# PROBLEM TO WORK ON
Reproduce everything from the start of the material down to the line containing "info-text: Megtekintheti a", swapping "image" for "screenshot" and leaving all other text unchanged.

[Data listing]
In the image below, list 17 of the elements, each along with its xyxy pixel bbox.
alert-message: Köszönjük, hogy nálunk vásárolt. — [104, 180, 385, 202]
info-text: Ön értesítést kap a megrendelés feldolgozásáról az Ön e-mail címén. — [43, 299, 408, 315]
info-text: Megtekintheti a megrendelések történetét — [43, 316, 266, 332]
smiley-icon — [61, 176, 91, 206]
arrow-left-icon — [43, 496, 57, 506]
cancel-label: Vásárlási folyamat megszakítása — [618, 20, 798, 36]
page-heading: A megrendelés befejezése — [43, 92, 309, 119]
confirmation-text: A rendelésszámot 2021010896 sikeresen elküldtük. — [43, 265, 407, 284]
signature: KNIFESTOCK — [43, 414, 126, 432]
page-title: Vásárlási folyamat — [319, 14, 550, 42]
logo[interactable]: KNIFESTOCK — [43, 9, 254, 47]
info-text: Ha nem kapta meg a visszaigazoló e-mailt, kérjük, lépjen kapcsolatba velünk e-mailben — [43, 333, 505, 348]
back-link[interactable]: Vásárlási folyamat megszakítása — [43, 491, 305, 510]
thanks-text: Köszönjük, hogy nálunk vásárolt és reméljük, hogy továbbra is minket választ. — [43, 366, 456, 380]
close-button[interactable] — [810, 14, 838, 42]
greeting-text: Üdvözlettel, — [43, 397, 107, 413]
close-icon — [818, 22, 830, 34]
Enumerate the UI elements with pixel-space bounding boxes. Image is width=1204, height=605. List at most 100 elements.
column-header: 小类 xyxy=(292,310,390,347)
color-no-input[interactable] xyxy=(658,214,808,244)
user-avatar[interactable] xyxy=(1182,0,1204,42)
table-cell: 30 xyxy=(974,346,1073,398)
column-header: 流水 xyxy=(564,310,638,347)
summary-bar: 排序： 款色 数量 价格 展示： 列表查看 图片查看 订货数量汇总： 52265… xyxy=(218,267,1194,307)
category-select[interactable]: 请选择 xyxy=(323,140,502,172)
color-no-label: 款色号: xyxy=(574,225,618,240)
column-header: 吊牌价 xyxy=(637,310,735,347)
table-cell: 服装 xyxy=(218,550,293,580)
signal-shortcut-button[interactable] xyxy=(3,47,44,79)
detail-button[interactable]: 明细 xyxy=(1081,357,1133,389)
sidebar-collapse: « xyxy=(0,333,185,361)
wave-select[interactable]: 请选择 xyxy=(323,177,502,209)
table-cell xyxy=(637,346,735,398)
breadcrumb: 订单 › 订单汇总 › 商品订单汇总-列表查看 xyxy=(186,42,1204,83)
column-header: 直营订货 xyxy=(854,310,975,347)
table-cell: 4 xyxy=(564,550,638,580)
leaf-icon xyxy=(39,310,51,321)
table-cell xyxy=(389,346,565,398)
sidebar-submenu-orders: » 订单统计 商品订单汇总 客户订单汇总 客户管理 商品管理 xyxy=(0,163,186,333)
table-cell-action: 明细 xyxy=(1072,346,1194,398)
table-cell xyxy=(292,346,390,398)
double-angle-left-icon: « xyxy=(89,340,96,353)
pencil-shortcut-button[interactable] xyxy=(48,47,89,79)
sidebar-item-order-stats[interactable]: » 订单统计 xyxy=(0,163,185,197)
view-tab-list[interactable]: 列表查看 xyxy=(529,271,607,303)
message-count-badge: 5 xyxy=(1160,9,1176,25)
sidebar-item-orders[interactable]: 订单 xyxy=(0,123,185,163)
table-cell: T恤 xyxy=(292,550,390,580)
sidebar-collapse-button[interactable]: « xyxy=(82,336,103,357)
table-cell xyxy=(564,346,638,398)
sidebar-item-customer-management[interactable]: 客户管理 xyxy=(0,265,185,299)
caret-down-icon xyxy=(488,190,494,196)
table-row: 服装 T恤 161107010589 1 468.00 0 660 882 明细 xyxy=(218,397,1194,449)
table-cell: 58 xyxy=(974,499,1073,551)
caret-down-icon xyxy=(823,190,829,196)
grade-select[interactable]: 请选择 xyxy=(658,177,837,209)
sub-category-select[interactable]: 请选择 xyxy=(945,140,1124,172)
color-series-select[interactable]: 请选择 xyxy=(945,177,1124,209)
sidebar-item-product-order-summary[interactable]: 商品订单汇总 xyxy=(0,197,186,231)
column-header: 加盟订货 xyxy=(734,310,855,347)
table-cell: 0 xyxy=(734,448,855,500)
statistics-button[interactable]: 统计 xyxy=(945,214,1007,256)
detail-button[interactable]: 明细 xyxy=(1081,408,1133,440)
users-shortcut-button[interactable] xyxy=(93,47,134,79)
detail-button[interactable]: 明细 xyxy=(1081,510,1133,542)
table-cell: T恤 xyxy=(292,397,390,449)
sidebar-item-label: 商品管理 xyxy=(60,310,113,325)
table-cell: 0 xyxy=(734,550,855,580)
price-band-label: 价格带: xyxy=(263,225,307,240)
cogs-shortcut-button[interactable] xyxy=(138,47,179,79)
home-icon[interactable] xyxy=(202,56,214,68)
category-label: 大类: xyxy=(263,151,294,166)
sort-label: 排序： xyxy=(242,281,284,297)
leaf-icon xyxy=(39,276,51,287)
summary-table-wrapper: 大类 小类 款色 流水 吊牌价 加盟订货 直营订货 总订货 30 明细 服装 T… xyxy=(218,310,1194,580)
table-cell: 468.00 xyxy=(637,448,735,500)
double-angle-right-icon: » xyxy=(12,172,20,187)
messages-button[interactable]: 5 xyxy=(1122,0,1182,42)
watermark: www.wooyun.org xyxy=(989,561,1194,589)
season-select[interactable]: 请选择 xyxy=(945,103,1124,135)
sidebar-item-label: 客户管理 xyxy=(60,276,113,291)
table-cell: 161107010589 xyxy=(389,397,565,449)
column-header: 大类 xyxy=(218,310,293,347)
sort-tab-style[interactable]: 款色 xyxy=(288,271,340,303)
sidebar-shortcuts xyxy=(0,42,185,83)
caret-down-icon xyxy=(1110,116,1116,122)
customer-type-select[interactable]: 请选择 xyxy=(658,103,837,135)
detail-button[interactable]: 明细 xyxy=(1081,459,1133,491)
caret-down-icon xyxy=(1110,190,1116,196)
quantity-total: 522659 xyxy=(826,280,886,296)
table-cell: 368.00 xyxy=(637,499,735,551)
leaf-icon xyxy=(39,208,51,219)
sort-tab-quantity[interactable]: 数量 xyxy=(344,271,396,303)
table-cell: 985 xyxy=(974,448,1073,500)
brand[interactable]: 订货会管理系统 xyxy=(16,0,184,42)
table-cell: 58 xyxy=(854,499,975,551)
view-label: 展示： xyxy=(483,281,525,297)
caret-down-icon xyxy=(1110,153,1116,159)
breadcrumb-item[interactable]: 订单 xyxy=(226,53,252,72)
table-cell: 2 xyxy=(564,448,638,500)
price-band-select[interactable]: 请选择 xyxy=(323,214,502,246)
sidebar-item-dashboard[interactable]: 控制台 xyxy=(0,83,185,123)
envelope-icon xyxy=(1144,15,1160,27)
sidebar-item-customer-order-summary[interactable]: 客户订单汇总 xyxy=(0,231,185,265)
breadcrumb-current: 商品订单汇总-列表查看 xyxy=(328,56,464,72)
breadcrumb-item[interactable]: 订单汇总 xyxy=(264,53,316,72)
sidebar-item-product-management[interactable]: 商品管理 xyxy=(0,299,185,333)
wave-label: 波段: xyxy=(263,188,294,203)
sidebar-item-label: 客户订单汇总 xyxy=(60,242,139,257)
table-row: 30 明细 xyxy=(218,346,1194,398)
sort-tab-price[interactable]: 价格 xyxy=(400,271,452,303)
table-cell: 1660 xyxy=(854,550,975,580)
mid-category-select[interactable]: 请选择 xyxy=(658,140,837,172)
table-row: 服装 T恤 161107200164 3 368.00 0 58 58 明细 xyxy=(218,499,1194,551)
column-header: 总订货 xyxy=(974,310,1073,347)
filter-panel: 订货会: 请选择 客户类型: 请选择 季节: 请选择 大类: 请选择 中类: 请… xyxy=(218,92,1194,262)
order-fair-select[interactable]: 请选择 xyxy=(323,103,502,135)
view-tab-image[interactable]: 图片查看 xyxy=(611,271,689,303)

# TASK RESULT
In the screenshot below, list 17 of the elements, each along with its xyxy pixel bbox.
alert-message: Köszönjük, hogy nálunk vásárolt. — [104, 180, 385, 202]
info-text: Ön értesítést kap a megrendelés feldolgozásáról az Ön e-mail címén. — [43, 299, 408, 315]
info-text: Megtekintheti a megrendelések történetét — [43, 316, 266, 332]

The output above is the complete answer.